Task to complete: Copy out all of the data exactly as it appears.

----

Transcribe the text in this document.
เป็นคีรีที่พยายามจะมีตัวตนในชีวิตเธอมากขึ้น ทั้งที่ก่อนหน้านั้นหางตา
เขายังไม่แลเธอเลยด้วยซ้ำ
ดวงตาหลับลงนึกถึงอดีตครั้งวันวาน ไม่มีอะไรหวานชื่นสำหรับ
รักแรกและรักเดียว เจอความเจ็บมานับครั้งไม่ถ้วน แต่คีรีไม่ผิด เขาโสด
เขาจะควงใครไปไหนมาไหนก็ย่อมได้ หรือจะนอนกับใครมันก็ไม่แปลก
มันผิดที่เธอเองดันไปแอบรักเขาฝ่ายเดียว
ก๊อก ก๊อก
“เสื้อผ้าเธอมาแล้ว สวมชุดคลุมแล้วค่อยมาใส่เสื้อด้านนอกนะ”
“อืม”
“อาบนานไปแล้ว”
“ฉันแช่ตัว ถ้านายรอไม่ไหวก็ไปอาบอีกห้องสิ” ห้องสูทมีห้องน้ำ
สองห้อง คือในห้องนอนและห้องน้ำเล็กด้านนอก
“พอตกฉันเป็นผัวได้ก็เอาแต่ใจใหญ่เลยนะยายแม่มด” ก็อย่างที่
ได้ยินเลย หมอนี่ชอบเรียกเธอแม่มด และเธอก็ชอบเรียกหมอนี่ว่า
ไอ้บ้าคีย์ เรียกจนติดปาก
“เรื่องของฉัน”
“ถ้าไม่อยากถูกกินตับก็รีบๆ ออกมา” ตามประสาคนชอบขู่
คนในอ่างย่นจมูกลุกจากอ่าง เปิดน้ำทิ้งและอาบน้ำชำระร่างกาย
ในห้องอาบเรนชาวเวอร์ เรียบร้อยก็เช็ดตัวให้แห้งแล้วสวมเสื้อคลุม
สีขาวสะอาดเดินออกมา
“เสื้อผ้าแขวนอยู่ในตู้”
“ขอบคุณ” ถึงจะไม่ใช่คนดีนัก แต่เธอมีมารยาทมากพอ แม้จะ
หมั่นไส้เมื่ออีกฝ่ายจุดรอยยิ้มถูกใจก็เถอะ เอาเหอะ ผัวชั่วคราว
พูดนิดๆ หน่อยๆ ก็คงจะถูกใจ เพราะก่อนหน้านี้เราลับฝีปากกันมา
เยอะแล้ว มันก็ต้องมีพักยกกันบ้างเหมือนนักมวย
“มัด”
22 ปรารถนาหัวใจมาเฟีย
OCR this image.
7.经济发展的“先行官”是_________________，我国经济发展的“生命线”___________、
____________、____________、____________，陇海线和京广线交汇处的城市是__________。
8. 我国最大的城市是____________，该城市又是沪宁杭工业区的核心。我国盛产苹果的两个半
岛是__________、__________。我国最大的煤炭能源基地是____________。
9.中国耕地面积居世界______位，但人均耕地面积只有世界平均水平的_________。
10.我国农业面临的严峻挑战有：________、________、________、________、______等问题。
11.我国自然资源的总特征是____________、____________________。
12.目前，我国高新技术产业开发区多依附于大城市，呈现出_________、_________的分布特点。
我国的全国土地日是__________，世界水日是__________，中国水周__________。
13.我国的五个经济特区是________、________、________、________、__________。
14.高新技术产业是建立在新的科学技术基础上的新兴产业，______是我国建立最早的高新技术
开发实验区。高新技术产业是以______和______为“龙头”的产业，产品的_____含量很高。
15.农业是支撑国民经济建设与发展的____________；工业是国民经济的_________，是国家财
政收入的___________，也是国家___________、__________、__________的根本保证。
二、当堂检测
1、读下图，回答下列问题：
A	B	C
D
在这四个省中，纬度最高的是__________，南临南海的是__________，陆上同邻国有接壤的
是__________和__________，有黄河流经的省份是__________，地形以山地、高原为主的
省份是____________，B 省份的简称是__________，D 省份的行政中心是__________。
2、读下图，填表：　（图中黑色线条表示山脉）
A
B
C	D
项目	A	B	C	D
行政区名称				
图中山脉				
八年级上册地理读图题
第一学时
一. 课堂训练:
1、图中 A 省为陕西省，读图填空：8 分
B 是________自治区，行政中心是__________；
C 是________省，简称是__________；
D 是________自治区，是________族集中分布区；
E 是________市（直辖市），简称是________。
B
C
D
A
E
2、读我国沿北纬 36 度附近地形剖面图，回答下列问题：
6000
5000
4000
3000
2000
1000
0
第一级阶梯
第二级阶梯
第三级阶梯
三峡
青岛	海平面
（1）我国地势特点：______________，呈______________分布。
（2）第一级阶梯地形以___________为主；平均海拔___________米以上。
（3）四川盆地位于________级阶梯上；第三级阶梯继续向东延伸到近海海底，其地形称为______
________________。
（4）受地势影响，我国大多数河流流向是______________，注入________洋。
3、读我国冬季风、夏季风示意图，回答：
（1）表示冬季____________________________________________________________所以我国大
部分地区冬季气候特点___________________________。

----

Response to this exercise:
Transcribe the text in this document.
เป็นคีรีที่พยายามจะมีตัวตนในชีวิตเธอมากขึ้น ทั้งที่ก่อนหน้านั้นหางตา
เขายังไม่แลเธอเลยด้วยซ้ำ
ดวงตาหลับลงนึกถึงอดีตครั้งวันวาน ไม่มีอะไรหวานชื่นสำหรับ
รักแรกและรักเดียว เจอความเจ็บมานับครั้งไม่ถ้วน แต่คีรีไม่ผิด เขาโสด
เขาจะควงใครไปไหนมาไหนก็ย่อมได้ หรือจะนอนกับใครมันก็ไม่แปลก
มันผิดที่เธอเองดันไปแอบรักเขาฝ่ายเดียว
ก๊อก ก๊อก
“เสื้อผ้าเธอมาแล้ว สวมชุดคลุมแล้วค่อยมาใส่เสื้อด้านนอกนะ”
“อืม”
“อาบนานไปแล้ว”
“ฉันแช่ตัว ถ้านายรอไม่ไหวก็ไปอาบอีกห้องสิ” ห้องสูทมีห้องน้ำ
สองห้อง คือในห้องนอนและห้องน้ำเล็กด้านนอก
“พอตกฉันเป็นผัวได้ก็เอาแต่ใจใหญ่เลยนะยายแม่มด” ก็อย่างที่
ได้ยินเลย หมอนี่ชอบเรียกเธอแม่มด และเธอก็ชอบเรียกหมอนี่ว่า
ไอ้บ้าคีย์ เรียกจนติดปาก
“เรื่องของฉัน”
“ถ้าไม่อยากถูกกินตับก็รีบๆ ออกมา” ตามประสาคนชอบขู่
คนในอ่างย่นจมูกลุกจากอ่าง เปิดน้ำทิ้งและอาบน้ำชำระร่างกาย
ในห้องอาบเรนชาวเวอร์ เรียบร้อยก็เช็ดตัวให้แห้งแล้วสวมเสื้อคลุม
สีขาวสะอาดเดินออกมา
“เสื้อผ้าแขวนอยู่ในตู้”
“ขอบคุณ” ถึงจะไม่ใช่คนดีนัก แต่เธอมีมารยาทมากพอ แม้จะ
หมั่นไส้เมื่ออีกฝ่ายจุดรอยยิ้มถูกใจก็เถอะ เอาเหอะ ผัวชั่วคราว
พูดนิดๆ หน่อยๆ ก็คงจะถูกใจ เพราะก่อนหน้านี้เราลับฝีปากกันมา
เยอะแล้ว มันก็ต้องมีพักยกกันบ้างเหมือนนักมวย
“มัด”
22 ปรารถนาหัวใจมาเฟีย
OCR this image.
7.经济发展的“先行官”是_________________，我国经济发展的“生命线”___________、
____________、____________、____________，陇海线和京广线交汇处的城市是__________。
8. 我国最大的城市是____________，该城市又是沪宁杭工业区的核心。我国盛产苹果的两个半
岛是__________、__________。我国最大的煤炭能源基地是____________。
9.中国耕地面积居世界______位，但人均耕地面积只有世界平均水平的_________。
10.我国农业面临的严峻挑战有：________、________、________、________、______等问题。
11.我国自然资源的总特征是____________、____________________。
12.目前，我国高新技术产业开发区多依附于大城市，呈现出_________、_________的分布特点。
我国的全国土地日是__________，世界水日是__________，中国水周__________。
13.我国的五个经济特区是________、________、________、________、__________。
14.高新技术产业是建立在新的科学技术基础上的新兴产业，______是我国建立最早的高新技术
开发实验区。高新技术产业是以______和______为“龙头”的产业，产品的_____含量很高。
15.农业是支撑国民经济建设与发展的____________；工业是国民经济的_________，是国家财
政收入的___________，也是国家___________、__________、__________的根本保证。
二、当堂检测
1、读下图，回答下列问题：
A	B	C
D
在这四个省中，纬度最高的是__________，南临南海的是__________，陆上同邻国有接壤的
是__________和__________，有黄河流经的省份是__________，地形以山地、高原为主的
省份是____________，B 省份的简称是__________，D 省份的行政中心是__________。
2、读下图，填表：　（图中黑色线条表示山脉）
A
B
C	D
项目	A	B	C	D
行政区名称				
图中山脉				
八年级上册地理读图题
第一学时
一. 课堂训练:
1、图中 A 省为陕西省，读图填空：8 分
B 是________自治区，行政中心是__________；
C 是________省，简称是__________；
D 是________自治区，是________族集中分布区；
E 是________市（直辖市），简称是________。
B
C
D
A
E
2、读我国沿北纬 36 度附近地形剖面图，回答下列问题：
6000
5000
4000
3000
2000
1000
0
第一级阶梯
第二级阶梯
第三级阶梯
三峡
青岛	海平面
（1）我国地势特点：______________，呈______________分布。
（2）第一级阶梯地形以___________为主；平均海拔___________米以上。
（3）四川盆地位于________级阶梯上；第三级阶梯继续向东延伸到近海海底，其地形称为______
________________。
（4）受地势影响，我国大多数河流流向是______________，注入________洋。
3、读我国冬季风、夏季风示意图，回答：
（1）表示冬季____________________________________________________________所以我国大
部分地区冬季气候特点___________________________。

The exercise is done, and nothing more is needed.